++++ Dataset ++++

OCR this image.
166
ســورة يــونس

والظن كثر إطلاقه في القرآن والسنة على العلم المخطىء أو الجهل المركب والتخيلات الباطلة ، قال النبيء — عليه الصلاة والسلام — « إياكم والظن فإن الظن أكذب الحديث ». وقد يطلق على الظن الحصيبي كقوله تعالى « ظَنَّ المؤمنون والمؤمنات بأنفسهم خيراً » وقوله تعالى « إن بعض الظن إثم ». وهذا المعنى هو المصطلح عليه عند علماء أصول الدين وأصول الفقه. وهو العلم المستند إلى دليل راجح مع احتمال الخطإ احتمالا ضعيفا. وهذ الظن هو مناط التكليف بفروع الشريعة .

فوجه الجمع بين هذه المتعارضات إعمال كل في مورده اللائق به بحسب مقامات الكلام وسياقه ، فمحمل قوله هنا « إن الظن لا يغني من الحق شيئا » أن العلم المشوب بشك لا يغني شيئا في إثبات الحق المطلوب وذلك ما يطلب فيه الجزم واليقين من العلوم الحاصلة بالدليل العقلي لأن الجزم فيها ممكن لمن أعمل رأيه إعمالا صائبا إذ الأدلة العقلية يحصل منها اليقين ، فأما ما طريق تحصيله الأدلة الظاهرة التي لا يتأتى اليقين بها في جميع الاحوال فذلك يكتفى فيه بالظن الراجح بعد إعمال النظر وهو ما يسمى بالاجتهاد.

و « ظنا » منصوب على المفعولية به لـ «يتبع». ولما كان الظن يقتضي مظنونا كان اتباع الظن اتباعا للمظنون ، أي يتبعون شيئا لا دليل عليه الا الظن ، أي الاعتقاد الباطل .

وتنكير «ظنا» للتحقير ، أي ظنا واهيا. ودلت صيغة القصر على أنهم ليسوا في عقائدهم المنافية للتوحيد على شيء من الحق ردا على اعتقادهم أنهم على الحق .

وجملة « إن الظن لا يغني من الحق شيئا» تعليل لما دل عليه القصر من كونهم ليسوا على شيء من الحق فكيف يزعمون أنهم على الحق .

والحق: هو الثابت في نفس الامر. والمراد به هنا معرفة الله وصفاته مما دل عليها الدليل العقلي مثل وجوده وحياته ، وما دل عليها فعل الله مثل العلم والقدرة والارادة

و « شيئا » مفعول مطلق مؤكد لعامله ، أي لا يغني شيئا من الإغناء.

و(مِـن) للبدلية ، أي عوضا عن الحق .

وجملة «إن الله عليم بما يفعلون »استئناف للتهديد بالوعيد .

++++

> _Your task_
Scan the material and collect every line that contains "العقلي".

> _Exercise output_
فوجه الجمع بين هذه المتعارضات إعمال كل في مورده اللائق به بحسب مقامات الكلام وسياقه ، فمحمل قوله هنا « إن الظن لا يغني من الحق شيئا » أن العلم المشوب بشك لا يغني شيئا في إثبات الحق المطلوب وذلك ما يطلب فيه الجزم واليقين من العلوم الحاصلة بالدليل العقلي لأن الجزم فيها ممكن لمن أعمل رأيه إعمالا صائبا إذ الأدلة العقلية يحصل منها اليقين ، فأما ما طريق تحصيله الأدلة الظاهرة التي لا يتأتى اليقين بها في جميع الاحوال فذلك يكتفى فيه بالظن الراجح بعد إعمال النظر وهو ما يسمى بالاجتهاد.
والحق: هو الثابت في نفس الامر. والمراد به هنا معرفة الله وصفاته مما دل عليها الدليل العقلي مثل وجوده وحياته ، وما دل عليها فعل الله مثل العلم والقدرة والارادة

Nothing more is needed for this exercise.